▶ Given data
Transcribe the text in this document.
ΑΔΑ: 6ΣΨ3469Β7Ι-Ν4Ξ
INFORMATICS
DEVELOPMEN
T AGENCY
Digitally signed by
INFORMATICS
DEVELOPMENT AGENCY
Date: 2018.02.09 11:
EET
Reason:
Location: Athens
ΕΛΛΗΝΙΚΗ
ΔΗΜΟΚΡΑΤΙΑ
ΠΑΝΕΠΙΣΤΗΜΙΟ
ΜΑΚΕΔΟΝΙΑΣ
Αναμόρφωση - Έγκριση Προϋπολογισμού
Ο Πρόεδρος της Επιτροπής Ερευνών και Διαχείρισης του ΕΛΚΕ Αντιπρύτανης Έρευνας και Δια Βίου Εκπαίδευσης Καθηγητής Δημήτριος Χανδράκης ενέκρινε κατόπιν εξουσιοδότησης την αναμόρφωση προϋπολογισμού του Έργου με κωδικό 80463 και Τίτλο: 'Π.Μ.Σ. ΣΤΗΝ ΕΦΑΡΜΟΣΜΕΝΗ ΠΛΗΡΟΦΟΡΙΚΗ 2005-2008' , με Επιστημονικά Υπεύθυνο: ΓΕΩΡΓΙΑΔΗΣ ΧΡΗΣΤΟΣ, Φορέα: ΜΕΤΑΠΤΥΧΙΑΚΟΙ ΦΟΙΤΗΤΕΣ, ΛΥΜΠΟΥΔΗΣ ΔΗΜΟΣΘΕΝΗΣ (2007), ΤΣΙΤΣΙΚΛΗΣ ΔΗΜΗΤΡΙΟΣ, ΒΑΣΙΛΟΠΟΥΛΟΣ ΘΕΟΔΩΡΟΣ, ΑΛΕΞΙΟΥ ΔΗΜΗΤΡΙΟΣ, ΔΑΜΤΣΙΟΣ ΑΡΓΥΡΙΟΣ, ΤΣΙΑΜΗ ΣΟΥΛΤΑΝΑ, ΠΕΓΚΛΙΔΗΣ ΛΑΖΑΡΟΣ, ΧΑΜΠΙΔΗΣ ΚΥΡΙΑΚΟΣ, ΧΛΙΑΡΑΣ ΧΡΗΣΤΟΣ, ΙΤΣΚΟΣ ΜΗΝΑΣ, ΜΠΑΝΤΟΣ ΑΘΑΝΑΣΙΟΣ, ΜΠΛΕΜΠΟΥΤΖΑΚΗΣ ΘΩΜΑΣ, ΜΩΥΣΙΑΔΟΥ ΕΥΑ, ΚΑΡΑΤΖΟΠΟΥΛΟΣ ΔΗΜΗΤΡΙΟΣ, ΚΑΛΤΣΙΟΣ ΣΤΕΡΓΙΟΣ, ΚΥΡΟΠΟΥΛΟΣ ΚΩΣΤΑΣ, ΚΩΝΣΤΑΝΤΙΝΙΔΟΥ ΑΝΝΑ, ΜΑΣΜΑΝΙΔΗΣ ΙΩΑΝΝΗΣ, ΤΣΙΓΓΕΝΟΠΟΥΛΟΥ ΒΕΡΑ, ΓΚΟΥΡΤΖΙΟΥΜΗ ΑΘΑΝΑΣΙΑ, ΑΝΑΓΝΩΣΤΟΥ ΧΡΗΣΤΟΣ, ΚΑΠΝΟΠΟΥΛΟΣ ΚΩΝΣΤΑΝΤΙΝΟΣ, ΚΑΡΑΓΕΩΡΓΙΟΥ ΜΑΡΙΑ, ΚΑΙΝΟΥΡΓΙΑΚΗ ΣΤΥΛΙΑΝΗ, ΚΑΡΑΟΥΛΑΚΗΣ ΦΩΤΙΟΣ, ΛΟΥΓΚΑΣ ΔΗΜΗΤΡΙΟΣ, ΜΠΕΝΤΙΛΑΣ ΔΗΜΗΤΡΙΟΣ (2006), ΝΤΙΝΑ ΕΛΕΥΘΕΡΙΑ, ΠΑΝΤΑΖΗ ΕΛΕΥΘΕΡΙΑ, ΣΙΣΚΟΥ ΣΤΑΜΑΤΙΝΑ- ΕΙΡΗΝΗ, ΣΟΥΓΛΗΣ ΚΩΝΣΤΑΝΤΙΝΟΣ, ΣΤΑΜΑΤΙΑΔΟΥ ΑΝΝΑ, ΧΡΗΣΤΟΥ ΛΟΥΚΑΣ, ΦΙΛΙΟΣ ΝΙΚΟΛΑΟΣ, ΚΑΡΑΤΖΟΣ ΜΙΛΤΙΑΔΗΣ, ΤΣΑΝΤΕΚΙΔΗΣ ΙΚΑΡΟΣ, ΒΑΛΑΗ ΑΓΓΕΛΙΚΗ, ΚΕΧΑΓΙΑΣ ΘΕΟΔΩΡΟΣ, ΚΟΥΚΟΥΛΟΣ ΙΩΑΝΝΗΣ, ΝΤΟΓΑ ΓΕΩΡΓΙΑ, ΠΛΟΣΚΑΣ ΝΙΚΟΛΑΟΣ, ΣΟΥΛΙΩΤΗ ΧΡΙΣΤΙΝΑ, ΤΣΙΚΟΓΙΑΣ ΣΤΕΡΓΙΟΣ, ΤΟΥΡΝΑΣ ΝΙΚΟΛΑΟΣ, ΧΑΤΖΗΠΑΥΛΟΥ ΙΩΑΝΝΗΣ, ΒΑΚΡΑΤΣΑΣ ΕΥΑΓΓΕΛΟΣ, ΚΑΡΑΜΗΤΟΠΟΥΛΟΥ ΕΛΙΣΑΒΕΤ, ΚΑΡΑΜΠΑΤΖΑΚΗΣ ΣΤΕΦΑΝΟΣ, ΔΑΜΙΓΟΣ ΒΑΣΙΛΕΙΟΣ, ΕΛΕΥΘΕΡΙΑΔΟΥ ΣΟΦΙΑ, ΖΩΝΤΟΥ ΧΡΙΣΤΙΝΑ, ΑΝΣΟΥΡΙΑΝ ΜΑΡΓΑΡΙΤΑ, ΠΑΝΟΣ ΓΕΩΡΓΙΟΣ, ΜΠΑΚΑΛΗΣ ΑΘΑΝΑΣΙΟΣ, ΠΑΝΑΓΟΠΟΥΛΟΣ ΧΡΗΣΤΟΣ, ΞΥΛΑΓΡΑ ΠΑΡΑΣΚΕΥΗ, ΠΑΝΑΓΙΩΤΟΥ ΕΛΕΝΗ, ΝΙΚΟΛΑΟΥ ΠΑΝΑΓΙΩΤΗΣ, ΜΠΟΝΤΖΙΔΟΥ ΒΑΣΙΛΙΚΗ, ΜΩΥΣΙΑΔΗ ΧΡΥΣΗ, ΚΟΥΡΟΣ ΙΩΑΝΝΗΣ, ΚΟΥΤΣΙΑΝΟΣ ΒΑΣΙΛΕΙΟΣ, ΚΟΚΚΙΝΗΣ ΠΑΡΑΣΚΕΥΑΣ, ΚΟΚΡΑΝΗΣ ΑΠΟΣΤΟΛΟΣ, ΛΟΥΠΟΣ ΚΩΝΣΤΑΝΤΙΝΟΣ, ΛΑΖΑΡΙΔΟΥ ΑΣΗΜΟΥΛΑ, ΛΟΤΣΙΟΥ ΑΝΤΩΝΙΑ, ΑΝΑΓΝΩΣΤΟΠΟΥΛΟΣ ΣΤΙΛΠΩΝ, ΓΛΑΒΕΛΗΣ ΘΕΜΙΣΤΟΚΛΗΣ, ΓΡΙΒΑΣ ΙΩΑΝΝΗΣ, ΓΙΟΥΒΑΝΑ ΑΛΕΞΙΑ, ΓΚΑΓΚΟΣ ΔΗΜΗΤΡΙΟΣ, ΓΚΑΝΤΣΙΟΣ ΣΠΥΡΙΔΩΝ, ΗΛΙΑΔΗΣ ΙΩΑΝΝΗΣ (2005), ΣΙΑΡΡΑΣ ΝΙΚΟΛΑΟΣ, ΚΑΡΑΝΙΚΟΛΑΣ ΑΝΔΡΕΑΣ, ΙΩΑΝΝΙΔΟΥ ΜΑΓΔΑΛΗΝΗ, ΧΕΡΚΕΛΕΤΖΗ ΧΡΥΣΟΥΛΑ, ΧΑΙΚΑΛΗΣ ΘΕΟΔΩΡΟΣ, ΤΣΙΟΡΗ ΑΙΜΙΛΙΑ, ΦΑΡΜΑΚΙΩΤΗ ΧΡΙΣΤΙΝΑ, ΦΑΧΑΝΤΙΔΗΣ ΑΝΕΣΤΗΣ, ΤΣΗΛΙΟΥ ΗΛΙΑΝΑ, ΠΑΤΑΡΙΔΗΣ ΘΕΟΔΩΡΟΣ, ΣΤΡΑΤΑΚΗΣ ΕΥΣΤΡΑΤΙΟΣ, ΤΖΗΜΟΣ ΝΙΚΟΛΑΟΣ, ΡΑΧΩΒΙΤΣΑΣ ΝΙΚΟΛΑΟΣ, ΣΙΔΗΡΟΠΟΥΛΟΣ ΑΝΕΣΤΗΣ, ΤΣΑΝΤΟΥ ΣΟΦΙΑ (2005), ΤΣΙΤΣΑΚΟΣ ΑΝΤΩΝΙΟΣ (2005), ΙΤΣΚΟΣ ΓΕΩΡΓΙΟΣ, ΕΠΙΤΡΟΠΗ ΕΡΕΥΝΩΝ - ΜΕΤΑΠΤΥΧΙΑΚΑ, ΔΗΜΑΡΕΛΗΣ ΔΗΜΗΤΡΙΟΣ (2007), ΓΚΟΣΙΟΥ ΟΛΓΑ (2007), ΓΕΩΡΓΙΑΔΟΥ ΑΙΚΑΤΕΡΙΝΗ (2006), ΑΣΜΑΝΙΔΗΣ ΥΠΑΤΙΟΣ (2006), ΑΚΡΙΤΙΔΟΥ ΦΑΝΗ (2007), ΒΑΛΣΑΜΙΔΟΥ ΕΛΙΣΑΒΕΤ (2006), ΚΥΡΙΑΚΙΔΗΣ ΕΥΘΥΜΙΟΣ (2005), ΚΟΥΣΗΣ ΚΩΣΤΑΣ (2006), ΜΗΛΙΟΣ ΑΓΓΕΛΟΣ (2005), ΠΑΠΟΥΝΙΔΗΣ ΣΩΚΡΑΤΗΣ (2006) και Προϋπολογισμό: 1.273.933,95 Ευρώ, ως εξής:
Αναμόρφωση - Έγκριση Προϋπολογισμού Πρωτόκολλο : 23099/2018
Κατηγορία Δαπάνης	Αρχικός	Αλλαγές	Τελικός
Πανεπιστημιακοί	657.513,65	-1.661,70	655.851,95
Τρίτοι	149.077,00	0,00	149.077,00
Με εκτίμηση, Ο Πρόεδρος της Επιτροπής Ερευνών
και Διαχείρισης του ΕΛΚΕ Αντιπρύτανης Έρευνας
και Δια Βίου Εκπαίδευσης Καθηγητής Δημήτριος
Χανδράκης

▶ Short task
Filter the entries and copy out every line with the word "Έγκριση".

▶ Complete response
Αναμόρφωση - Έγκριση Προϋπολογισμού
Αναμόρφωση - Έγκριση Προϋπολογισμού Πρωτόκολλο : 23099/2018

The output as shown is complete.